Below are records to repeat exactly. Omit the pictures from the copy.

════════

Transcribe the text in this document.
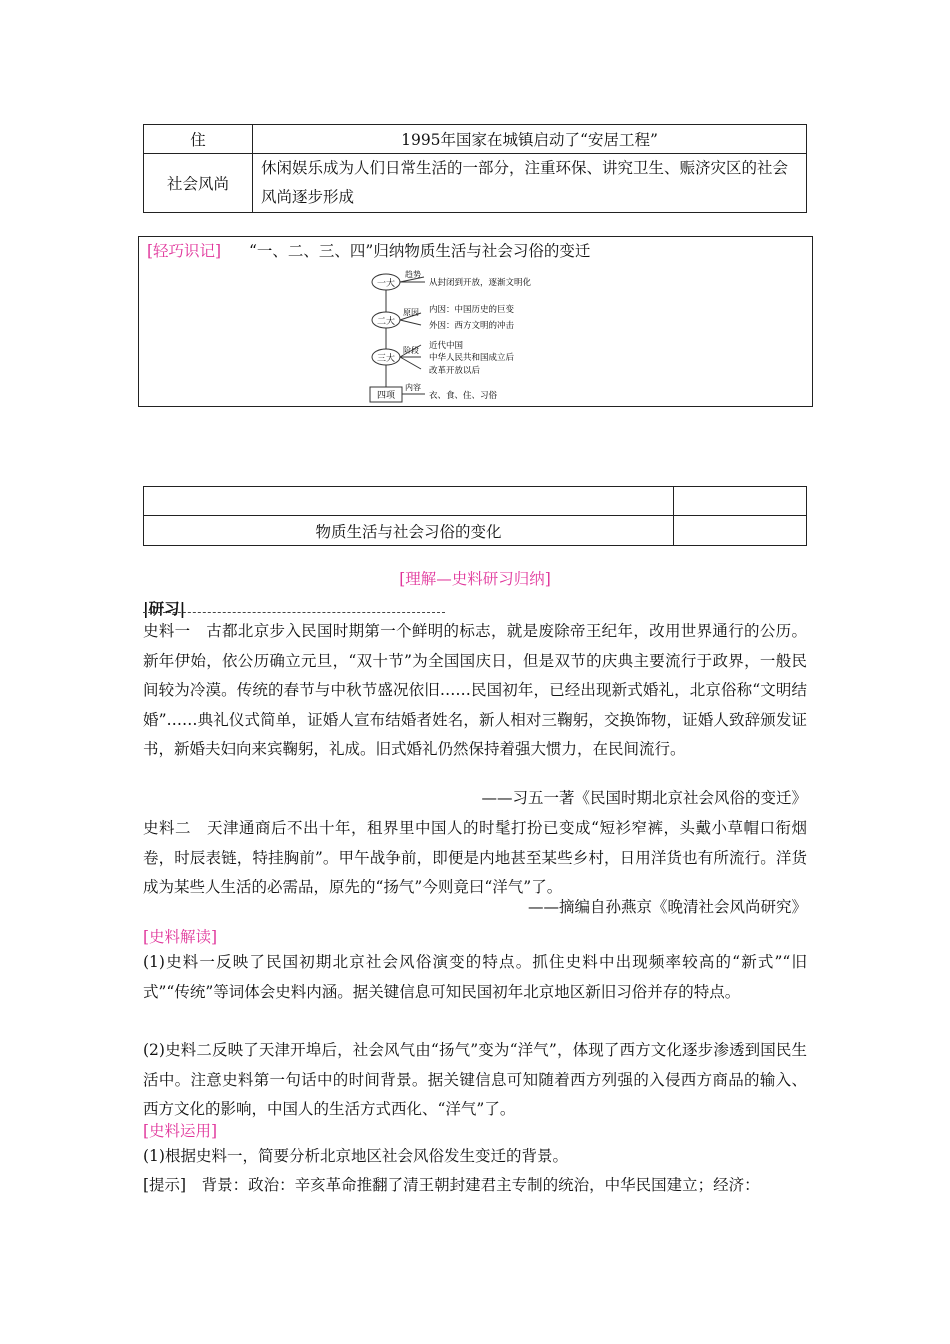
住	1995年国家在城镇启动了“安居工程”
社会风尚	休闲娱乐成为人们日常生活的一部分，注重环保、讲究卫生、赈济灾区的社会风尚逐步形成
[轻巧识记] “一、二、三、四”归纳物质生活与社会习俗的变迁
一大
趋势
从封闭到开放，逐渐文明化
二大
原因 内因：中国历史的巨变
外因：西方文明的冲击
三大
阶段 近代中国
中华人民共和国成立后
改革开放以后
四项
内容
衣、食、住、习俗

物质生活与社会习俗的变化	
[理解—史料研习归纳]
|研习|
史料一　古都北京步入民国时期第一个鲜明的标志，就是废除帝王纪年，改用世界通行的公历。新年伊始，依公历确立元旦，“双十节”为全国国庆日，但是双节的庆典主要流行于政界，一般民间较为冷漠。传统的春节与中秋节盛况依旧……民国初年，已经出现新式婚礼，北京俗称“文明结婚”……典礼仪式简单，证婚人宣布结婚者姓名，新人相对三鞠躬，交换饰物，证婚人致辞颁发证书，新婚夫妇向来宾鞠躬，礼成。旧式婚礼仍然保持着强大惯力，在民间流行。
——习五一著《民国时期北京社会风俗的变迁》
史料二　天津通商后不出十年，租界里中国人的时髦打扮已变成“短衫窄裤，头戴小草帽口衔烟卷，时辰表链，特挂胸前”。甲午战争前，即便是内地甚至某些乡村，日用洋货也有所流行。洋货成为某些人生活的必需品，原先的“扬气”今则竟曰“洋气”了。
——摘编自孙燕京《晚清社会风尚研究》
[史料解读]
(1)史料一反映了民国初期北京社会风俗演变的特点。抓住史料中出现频率较高的“新式”“旧式”“传统”等词体会史料内涵。据关键信息可知民国初年北京地区新旧习俗并存的特点。
(2)史料二反映了天津开埠后，社会风气由“扬气”变为“洋气”，体现了西方文化逐步渗透到国民生活中。注意史料第一句话中的时间背景。据关键信息可知随着西方列强的入侵西方商品的输入、西方文化的影响，中国人的生活方式西化、“洋气”了。
[史料运用]
(1)根据史料一，简要分析北京地区社会风俗发生变迁的背景。
[提示]　背景：政治：辛亥革命推翻了清王朝封建君主专制的统治，中华民国建立；经济：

════════

# [Exercise answer]
Transcribe the text in this document.
住	1995年国家在城镇启动了“安居工程”
社会风尚	休闲娱乐成为人们日常生活的一部分，注重环保、讲究卫生、赈济灾区的社会风尚逐步形成
[轻巧识记] “一、二、三、四”归纳物质生活与社会习俗的变迁
一大
趋势
从封闭到开放，逐渐文明化
二大
原因 内因：中国历史的巨变
外因：西方文明的冲击
三大
阶段 近代中国
中华人民共和国成立后
改革开放以后
四项
内容
衣、食、住、习俗

物质生活与社会习俗的变化	
[理解—史料研习归纳]
|研习|
史料一　古都北京步入民国时期第一个鲜明的标志，就是废除帝王纪年，改用世界通行的公历。新年伊始，依公历确立元旦，“双十节”为全国国庆日，但是双节的庆典主要流行于政界，一般民间较为冷漠。传统的春节与中秋节盛况依旧……民国初年，已经出现新式婚礼，北京俗称“文明结婚”……典礼仪式简单，证婚人宣布结婚者姓名，新人相对三鞠躬，交换饰物，证婚人致辞颁发证书，新婚夫妇向来宾鞠躬，礼成。旧式婚礼仍然保持着强大惯力，在民间流行。
——习五一著《民国时期北京社会风俗的变迁》
史料二　天津通商后不出十年，租界里中国人的时髦打扮已变成“短衫窄裤，头戴小草帽口衔烟卷，时辰表链，特挂胸前”。甲午战争前，即便是内地甚至某些乡村，日用洋货也有所流行。洋货成为某些人生活的必需品，原先的“扬气”今则竟曰“洋气”了。
——摘编自孙燕京《晚清社会风尚研究》
[史料解读]
(1)史料一反映了民国初期北京社会风俗演变的特点。抓住史料中出现频率较高的“新式”“旧式”“传统”等词体会史料内涵。据关键信息可知民国初年北京地区新旧习俗并存的特点。
(2)史料二反映了天津开埠后，社会风气由“扬气”变为“洋气”，体现了西方文化逐步渗透到国民生活中。注意史料第一句话中的时间背景。据关键信息可知随着西方列强的入侵西方商品的输入、西方文化的影响，中国人的生活方式西化、“洋气”了。
[史料运用]
(1)根据史料一，简要分析北京地区社会风俗发生变迁的背景。
[提示]　背景：政治：辛亥革命推翻了清王朝封建君主专制的统治，中华民国建立；经济：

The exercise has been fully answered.